The test optical path, constructed with a high‑performance, low‑noise fiber‑coupled semiconductor laser and an all‑fiber dynamic scattered light receiving system, uses a low dark count, high‑sensitivity HAMAMASTU photomultiplier tube (PMT) as the photodetector. This gives the entire test system extremely high sensitivity and signal‑to‑noise ratio, laying the foundation for test accuracy and high resolution.

The independently developed high‑speed digital correlator is used as the core device for signal processing. It acquires dynamic scattered light intensity in real time at high speed and performs autocorrelation calculations. It features a signal resolution capability of 6 ns, a data processing speed of hundreds of megahertz, and a linear dynamic range greater than 10¹¹, ensuring the integrity of autocorrelation curves for particles of different sizes across the full measurement range.

Multiple national particle size reference materials are used for calibration and validation across the full measurement range, with test accuracy errors all below 1 %.
● ● ● ● ● ● ●
Job ::
Extend the description of the light-scattering particle size tester above, starting right after its last sentence.

Dataset excerpt ::
● ● ● ● ● ● ●
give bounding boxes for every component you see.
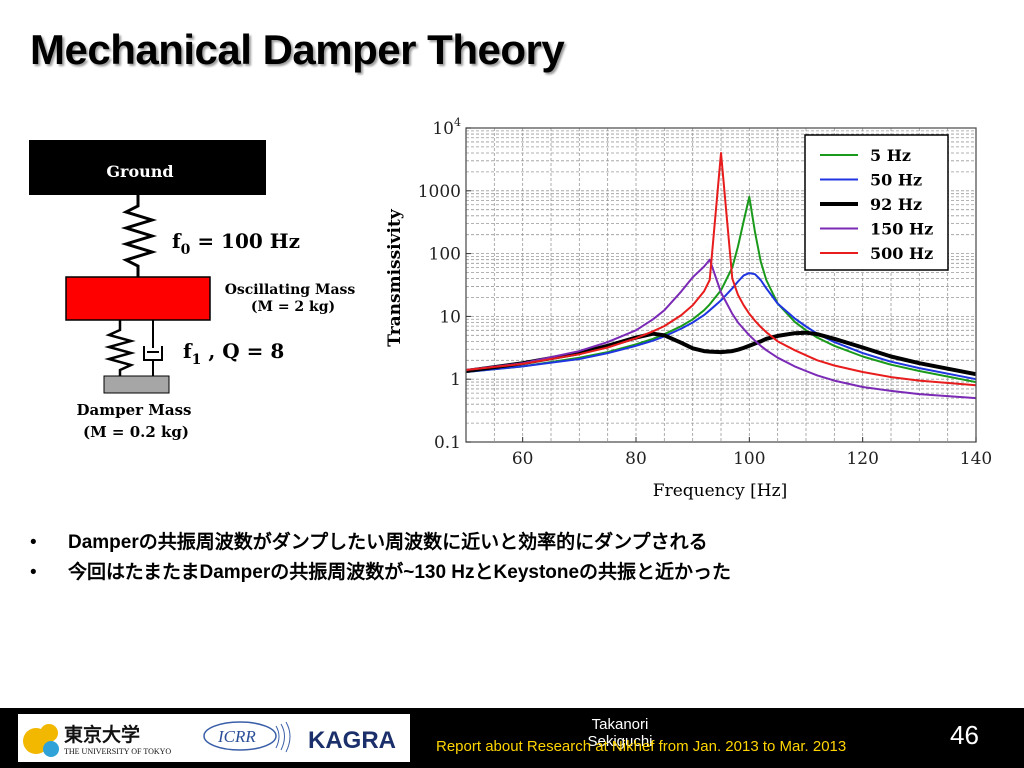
● ● ● ● ● ● ●
Task result ::
The semiconductor laser, equipped with automatic temperature control technology, ensures stable and reliable laser output. The high‑precision temperature control system keeps the tested sample in the sample cell at a constant temperature throughout the measurement process, avoiding test deviations caused by changes in medium viscosity and particle Brownian motion velocity due to temperature variations, thereby ensuring reliable and stable test results.

Using dual‑wavelength (λ1 = 520 nm, λ2 = 405 nm) fiber‑coupled semiconductor lasers as the light source overcomes the limitation that a single‑wavelength laser cannot test light‑absorbing samples, enabling effective particle size testing for full‑color‑range samples. One‑click switching between the two wavelengths makes the instrument applicable to a wider range of samples.